** Stated problem 1 **
In the page text below, copy the passage starting with "In attracting new" and going on through "and sustainable development.", substituting "young people" for "youth".

** Page text **
┌────────
In partnership with Object: Australian Design Centre, their touring exhibition CUSP: Designing into the Next Decade, was exhibited to support the festival program.

Australian designer Stephen Mushin, one of the featured CUSP designers, was employed to devise a work to fill the main turbine hall space for the Way Out West Festival (WOW). Mushin used his research on termites and their net positive effect on the environment to develop a project to teach kids about recycling. The 13-metre tall milk crate construction evolved over the course of the festival with visitors creating silhouettes that were backlit and placed into the Termite City.

Last year WOW attracted a total attendance of 5,500: 40% had never been to Casula Powerhouse Arts Centre: 60% were from outside Liverpool LGA: and 5% were from outside Sydney itself. In aiming to bring in new audiences, create a positive perception of Liverpool and South West Sydney, and entertain and stimulate children’s creative powers WOW has been an outstanding success.



Towards the Morning Sun exhibition explored the practice and process of artists who engage with and interrogate elements of contemporary Pacific culture. The project was designed to build new audiences and develop art-making skills within the wider Pacific community. A diverse mix of workshops exposed participants to a range of artistic practices – printmaking, traditional carving, weaving, costume design, and film development – with artists facilitating small, focused workshops, providing individual participants with one-on-one attention.

In attracting new audiences to the arts centre, the curatorial and artistic strategy aimed to develop longstanding relationships with youth, seniors, emerging artists and those from lower socio economic backgrounds, and to open dialogue around cultural awareness, the environment and sustainable development.

Working collaboratively with the artists, participants developed artworks, held workshops, hosted a community environmental forum, and developed several commissioned works for Towards the Morning Sun, the opening of which attracted over 400 people, included an Indigenous smoking ceremony and cultural performances. Over eight community organisations were involved with 340 people attending talks and workshops and the exhibition itself attracting 11,731 visitors.



Sydney Living Museum’s (SLM) new website is visually striking, responsive and reflects their new digital strategy and brand. Built over 18 months, the project addressed several significant challenges including; the effective communication of SLM’s new name and branding; the showcasing of 12 diverse properties; and support for the full range of programs and activities offered to effectively drive engagement and participation.
└────────
** The records **
┌────────
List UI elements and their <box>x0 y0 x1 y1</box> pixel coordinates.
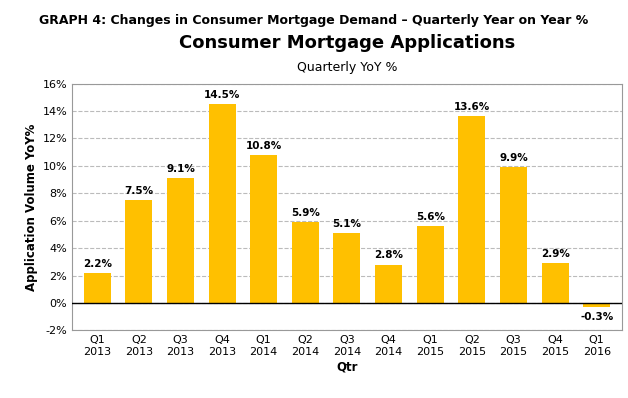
Text: 9.1%: 9.1% <box>166 164 195 174</box>
Bar <box>500 167 527 303</box>
Text: 7.5%: 7.5% <box>124 186 153 196</box>
Bar <box>84 273 111 303</box>
Text: 14.5%: 14.5% <box>204 90 241 100</box>
Text: 9.9%: 9.9% <box>499 153 528 163</box>
Text: 5.9%: 5.9% <box>291 208 320 218</box>
Bar <box>417 226 444 303</box>
Bar <box>126 200 153 303</box>
Bar <box>375 265 402 303</box>
Text: GRAPH 4: Changes in Consumer Mortgage Demand – Quarterly Year on Year %: GRAPH 4: Changes in Consumer Mortgage De… <box>40 14 588 27</box>
Bar <box>333 233 360 303</box>
X-axis label: Qtr: Qtr <box>336 361 358 374</box>
Bar <box>167 178 194 303</box>
Bar <box>541 263 568 303</box>
Text: Consumer Mortgage Applications: Consumer Mortgage Applications <box>179 33 515 51</box>
Text: 13.6%: 13.6% <box>454 102 490 112</box>
Bar <box>292 222 319 303</box>
Text: Quarterly YoY %: Quarterly YoY % <box>296 61 398 74</box>
Bar <box>583 303 610 307</box>
Text: -0.3%: -0.3% <box>580 312 614 322</box>
Bar <box>250 155 277 303</box>
Text: 2.2%: 2.2% <box>83 259 112 269</box>
Bar <box>458 117 485 303</box>
Bar <box>208 104 236 303</box>
Y-axis label: Application Volume YoY%: Application Volume YoY% <box>26 123 38 291</box>
Text: 2.9%: 2.9% <box>541 249 570 259</box>
Text: 2.8%: 2.8% <box>374 250 403 260</box>
Text: 5.6%: 5.6% <box>416 212 445 222</box>
Text: 10.8%: 10.8% <box>246 141 282 151</box>
Text: 5.1%: 5.1% <box>332 219 362 229</box>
└────────
** Stated problem 2 **
Reproduce all of the records above line for line, without any change, and leave out the pictures.

** Final result 1 **
In attracting new audiences to the arts centre, the curatorial and artistic strategy aimed to develop longstanding relationships with young people, seniors, emerging artists and those from lower socio economic backgrounds, and to open dialogue around cultural awareness, the environment and sustainable development.

** Final result 2 **
List UI elements and their <box>x0 y0 x1 y1</box> pixel coordinates.
Text: 9.1%: 9.1% <box>166 164 195 174</box>
Bar <box>500 167 527 303</box>
Text: 7.5%: 7.5% <box>124 186 153 196</box>
Bar <box>84 273 111 303</box>
Text: 14.5%: 14.5% <box>204 90 241 100</box>
Text: 9.9%: 9.9% <box>499 153 528 163</box>
Text: 5.9%: 5.9% <box>291 208 320 218</box>
Bar <box>417 226 444 303</box>
Bar <box>126 200 153 303</box>
Bar <box>375 265 402 303</box>
Text: GRAPH 4: Changes in Consumer Mortgage Demand – Quarterly Year on Year %: GRAPH 4: Changes in Consumer Mortgage De… <box>40 14 588 27</box>
Bar <box>333 233 360 303</box>
X-axis label: Qtr: Qtr <box>336 361 358 374</box>
Bar <box>167 178 194 303</box>
Bar <box>541 263 568 303</box>
Text: Consumer Mortgage Applications: Consumer Mortgage Applications <box>179 33 515 51</box>
Text: 13.6%: 13.6% <box>454 102 490 112</box>
Bar <box>292 222 319 303</box>
Text: Quarterly YoY %: Quarterly YoY % <box>296 61 398 74</box>
Bar <box>583 303 610 307</box>
Text: -0.3%: -0.3% <box>580 312 614 322</box>
Bar <box>250 155 277 303</box>
Text: 2.2%: 2.2% <box>83 259 112 269</box>
Bar <box>458 117 485 303</box>
Bar <box>208 104 236 303</box>
Y-axis label: Application Volume YoY%: Application Volume YoY% <box>26 123 38 291</box>
Text: 2.9%: 2.9% <box>541 249 570 259</box>
Text: 2.8%: 2.8% <box>374 250 403 260</box>
Text: 5.6%: 5.6% <box>416 212 445 222</box>
Text: 10.8%: 10.8% <box>246 141 282 151</box>
Text: 5.1%: 5.1% <box>332 219 362 229</box>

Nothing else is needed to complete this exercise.